• WORK TO COMPLETE: Show every line containing "Quellen" by copying it.

• DATA FOR PROCESSING:
════════════════════

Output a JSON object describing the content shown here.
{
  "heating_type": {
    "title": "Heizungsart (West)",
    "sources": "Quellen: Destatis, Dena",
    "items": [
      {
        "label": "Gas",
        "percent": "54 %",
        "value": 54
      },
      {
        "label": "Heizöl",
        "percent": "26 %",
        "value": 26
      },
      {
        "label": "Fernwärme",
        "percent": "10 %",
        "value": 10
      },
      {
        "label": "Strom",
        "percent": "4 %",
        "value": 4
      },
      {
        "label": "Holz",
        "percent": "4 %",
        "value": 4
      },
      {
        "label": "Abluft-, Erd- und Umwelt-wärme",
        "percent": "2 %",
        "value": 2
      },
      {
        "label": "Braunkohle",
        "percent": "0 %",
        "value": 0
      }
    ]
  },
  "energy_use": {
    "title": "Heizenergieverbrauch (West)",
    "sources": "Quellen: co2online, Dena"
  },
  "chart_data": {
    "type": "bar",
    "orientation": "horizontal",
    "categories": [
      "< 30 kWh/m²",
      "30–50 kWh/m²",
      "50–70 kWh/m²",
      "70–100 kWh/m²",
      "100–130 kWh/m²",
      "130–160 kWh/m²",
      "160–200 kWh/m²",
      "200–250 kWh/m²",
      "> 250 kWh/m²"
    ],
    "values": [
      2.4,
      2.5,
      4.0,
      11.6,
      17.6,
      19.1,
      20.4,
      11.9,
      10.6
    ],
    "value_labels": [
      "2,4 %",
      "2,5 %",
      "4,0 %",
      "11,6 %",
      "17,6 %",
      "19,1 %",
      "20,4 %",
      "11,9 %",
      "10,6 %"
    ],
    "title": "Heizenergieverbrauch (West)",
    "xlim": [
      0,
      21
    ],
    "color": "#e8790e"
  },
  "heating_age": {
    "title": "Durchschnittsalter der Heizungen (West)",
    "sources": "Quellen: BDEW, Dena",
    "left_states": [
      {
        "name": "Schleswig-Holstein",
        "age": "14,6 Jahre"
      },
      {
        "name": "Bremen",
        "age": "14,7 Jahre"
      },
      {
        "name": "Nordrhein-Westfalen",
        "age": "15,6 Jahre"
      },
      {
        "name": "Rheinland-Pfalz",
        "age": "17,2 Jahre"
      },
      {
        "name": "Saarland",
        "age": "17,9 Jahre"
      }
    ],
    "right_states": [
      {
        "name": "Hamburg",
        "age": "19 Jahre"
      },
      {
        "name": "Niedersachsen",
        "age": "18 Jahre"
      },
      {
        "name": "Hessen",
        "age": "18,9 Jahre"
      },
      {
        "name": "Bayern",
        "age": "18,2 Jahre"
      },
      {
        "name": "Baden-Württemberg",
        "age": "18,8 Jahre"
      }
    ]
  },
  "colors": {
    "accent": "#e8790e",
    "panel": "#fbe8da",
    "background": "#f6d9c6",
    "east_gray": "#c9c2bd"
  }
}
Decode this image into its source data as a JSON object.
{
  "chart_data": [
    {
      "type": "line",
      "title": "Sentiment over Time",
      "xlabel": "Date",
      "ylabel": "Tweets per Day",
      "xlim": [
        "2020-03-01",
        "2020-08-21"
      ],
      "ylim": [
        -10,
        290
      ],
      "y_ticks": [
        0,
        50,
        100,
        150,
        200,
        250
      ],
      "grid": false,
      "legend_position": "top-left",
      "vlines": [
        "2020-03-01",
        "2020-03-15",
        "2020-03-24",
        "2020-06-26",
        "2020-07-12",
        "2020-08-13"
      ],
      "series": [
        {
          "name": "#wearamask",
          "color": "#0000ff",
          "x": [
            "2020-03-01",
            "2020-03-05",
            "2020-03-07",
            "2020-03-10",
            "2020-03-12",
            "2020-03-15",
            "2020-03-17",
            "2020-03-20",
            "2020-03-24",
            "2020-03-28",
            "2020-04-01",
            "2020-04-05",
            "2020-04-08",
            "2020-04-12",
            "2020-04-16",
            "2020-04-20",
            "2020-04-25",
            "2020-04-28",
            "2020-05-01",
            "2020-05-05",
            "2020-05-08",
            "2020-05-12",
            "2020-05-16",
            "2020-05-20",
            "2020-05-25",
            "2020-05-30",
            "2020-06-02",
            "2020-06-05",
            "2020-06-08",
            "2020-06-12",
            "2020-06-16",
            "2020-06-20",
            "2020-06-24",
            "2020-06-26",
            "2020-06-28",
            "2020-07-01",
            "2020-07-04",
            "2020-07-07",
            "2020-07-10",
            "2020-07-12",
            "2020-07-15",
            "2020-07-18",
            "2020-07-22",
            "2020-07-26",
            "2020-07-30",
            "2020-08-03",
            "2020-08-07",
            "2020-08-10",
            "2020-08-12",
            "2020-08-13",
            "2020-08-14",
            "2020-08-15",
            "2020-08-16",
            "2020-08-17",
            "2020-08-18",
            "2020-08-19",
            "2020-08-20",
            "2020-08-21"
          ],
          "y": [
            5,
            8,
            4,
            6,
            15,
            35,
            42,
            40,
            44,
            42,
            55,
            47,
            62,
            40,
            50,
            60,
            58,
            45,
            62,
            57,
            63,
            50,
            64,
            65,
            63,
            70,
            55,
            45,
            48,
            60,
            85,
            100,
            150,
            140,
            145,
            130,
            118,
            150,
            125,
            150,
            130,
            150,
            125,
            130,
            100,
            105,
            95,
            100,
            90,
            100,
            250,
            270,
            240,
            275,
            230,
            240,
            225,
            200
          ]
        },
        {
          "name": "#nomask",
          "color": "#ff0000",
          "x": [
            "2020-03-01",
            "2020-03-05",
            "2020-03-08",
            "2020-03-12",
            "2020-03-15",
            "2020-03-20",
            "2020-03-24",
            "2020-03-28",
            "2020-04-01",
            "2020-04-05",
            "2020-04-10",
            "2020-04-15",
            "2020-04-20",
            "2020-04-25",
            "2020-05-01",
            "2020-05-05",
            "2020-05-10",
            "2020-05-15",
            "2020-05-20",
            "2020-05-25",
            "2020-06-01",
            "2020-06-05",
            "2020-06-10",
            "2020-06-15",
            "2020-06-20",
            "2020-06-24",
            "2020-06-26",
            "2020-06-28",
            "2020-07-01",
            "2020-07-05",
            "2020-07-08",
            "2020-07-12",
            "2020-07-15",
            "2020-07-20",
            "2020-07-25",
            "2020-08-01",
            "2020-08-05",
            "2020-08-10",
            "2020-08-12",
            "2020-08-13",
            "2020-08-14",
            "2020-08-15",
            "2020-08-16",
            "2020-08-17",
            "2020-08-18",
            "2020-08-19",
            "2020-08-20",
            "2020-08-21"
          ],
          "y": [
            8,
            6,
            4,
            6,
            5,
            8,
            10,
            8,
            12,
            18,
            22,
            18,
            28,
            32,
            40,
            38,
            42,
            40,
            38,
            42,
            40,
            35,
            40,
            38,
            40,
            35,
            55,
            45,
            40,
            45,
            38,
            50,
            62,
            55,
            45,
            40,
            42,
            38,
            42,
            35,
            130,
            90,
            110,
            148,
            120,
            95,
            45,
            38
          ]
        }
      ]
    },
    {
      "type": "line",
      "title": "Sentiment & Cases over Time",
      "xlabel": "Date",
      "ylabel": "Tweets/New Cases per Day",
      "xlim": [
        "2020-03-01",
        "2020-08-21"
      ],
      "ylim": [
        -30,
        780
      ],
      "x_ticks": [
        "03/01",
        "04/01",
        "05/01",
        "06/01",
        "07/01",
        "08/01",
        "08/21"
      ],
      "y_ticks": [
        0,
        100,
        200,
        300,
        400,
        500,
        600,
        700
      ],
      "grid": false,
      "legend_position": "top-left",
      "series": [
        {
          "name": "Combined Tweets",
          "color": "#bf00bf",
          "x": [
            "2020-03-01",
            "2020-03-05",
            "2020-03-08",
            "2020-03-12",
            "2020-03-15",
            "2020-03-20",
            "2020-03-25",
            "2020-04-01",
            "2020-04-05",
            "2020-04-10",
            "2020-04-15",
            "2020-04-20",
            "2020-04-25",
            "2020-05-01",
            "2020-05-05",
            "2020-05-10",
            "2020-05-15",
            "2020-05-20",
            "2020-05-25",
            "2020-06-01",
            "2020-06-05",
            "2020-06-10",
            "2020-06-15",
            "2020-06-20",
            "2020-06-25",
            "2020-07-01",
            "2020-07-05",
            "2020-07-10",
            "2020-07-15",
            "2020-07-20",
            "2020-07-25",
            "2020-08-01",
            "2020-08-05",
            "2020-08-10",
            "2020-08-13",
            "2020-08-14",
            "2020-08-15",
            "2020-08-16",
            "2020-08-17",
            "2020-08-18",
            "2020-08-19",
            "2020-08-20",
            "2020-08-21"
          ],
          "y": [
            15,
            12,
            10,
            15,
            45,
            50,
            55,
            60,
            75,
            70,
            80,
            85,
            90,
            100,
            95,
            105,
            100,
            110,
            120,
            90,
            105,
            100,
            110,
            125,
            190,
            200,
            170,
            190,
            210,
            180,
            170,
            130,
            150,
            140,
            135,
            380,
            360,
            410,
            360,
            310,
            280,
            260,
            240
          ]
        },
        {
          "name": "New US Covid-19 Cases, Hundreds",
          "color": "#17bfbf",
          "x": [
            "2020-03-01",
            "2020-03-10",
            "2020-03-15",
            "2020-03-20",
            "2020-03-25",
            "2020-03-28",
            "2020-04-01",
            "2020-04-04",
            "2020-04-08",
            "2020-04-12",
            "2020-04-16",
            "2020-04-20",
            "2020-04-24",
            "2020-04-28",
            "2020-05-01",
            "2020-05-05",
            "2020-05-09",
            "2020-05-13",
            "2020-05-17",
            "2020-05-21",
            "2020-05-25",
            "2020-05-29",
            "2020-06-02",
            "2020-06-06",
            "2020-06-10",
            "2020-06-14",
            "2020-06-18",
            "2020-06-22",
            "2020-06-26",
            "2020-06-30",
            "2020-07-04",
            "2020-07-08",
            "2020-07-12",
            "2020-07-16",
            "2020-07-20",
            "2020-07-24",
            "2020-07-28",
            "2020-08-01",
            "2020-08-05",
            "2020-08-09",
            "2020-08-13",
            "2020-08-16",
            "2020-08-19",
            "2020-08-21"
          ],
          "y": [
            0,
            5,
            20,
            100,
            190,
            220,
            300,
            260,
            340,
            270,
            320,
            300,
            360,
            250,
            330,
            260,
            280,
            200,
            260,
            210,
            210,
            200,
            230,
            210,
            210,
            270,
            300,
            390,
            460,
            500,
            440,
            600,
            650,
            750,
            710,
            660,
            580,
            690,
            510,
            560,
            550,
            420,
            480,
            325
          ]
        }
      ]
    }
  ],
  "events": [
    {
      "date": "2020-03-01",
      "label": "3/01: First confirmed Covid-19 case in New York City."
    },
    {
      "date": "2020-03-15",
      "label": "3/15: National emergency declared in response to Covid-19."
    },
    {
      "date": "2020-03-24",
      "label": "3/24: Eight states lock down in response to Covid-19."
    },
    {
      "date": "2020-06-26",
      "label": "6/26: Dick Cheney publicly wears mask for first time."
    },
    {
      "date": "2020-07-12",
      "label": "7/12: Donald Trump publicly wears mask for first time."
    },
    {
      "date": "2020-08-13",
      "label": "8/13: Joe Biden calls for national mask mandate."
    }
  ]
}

════════════════════

• TASK RESULT:
    "sources": "Quellen: Destatis, Dena",
    "sources": "Quellen: co2online, Dena"
    "sources": "Quellen: BDEW, Dena",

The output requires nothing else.